*What the task asks*.
Reproduce each of the following entries line for line without any alteration, and omit the pictures from your output.

*Records supplied*.
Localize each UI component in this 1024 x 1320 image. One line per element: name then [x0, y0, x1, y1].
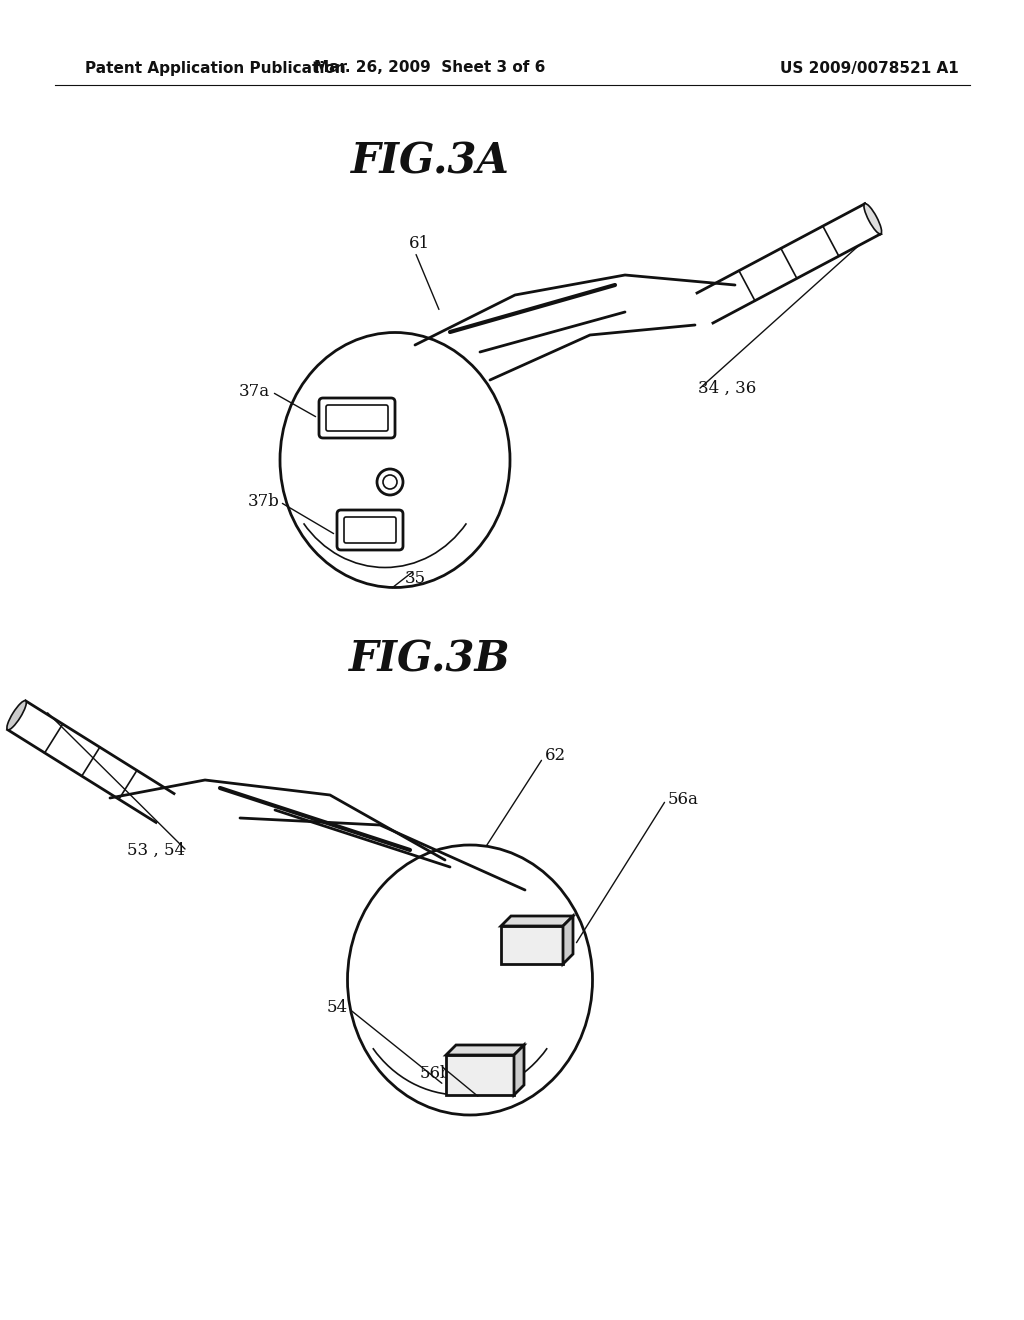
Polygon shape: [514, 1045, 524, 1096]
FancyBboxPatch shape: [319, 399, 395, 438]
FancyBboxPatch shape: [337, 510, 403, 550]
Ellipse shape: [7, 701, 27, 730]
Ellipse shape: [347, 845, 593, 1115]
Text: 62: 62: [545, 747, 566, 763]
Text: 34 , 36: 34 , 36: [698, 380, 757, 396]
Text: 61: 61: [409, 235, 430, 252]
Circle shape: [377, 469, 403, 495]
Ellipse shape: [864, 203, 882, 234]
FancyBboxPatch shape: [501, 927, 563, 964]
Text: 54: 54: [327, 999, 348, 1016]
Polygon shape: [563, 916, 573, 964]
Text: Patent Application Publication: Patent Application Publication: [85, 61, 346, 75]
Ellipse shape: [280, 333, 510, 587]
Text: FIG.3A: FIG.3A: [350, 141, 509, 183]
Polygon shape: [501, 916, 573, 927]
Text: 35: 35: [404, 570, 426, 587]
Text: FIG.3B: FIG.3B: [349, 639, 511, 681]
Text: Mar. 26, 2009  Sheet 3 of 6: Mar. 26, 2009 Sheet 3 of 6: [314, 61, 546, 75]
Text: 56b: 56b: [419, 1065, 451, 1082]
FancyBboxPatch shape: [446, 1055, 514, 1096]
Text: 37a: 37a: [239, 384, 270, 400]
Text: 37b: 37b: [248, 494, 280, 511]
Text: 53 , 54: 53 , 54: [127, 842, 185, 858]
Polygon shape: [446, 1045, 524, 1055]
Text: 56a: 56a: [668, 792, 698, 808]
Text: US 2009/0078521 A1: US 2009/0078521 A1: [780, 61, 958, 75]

*Solved exercise*.
Localize each UI component in this 1024 x 1320 image. One line per element: name then [x0, y0, x1, y1].
Polygon shape: [514, 1045, 524, 1096]
FancyBboxPatch shape: [319, 399, 395, 438]
FancyBboxPatch shape: [337, 510, 403, 550]
Ellipse shape: [7, 701, 27, 730]
Ellipse shape: [347, 845, 593, 1115]
Text: 62: 62: [545, 747, 566, 763]
Text: 34 , 36: 34 , 36: [698, 380, 757, 396]
Text: 61: 61: [409, 235, 430, 252]
Circle shape: [377, 469, 403, 495]
Ellipse shape: [864, 203, 882, 234]
FancyBboxPatch shape: [501, 927, 563, 964]
Text: 54: 54: [327, 999, 348, 1016]
Polygon shape: [563, 916, 573, 964]
Text: Patent Application Publication: Patent Application Publication: [85, 61, 346, 75]
Ellipse shape: [280, 333, 510, 587]
Text: FIG.3A: FIG.3A: [350, 141, 509, 183]
Polygon shape: [501, 916, 573, 927]
Text: 35: 35: [404, 570, 426, 587]
Text: FIG.3B: FIG.3B: [349, 639, 511, 681]
Text: Mar. 26, 2009  Sheet 3 of 6: Mar. 26, 2009 Sheet 3 of 6: [314, 61, 546, 75]
Text: 56b: 56b: [419, 1065, 451, 1082]
FancyBboxPatch shape: [446, 1055, 514, 1096]
Text: 37a: 37a: [239, 384, 270, 400]
Text: 37b: 37b: [248, 494, 280, 511]
Text: 53 , 54: 53 , 54: [127, 842, 185, 858]
Polygon shape: [446, 1045, 524, 1055]
Text: 56a: 56a: [668, 792, 698, 808]
Text: US 2009/0078521 A1: US 2009/0078521 A1: [780, 61, 958, 75]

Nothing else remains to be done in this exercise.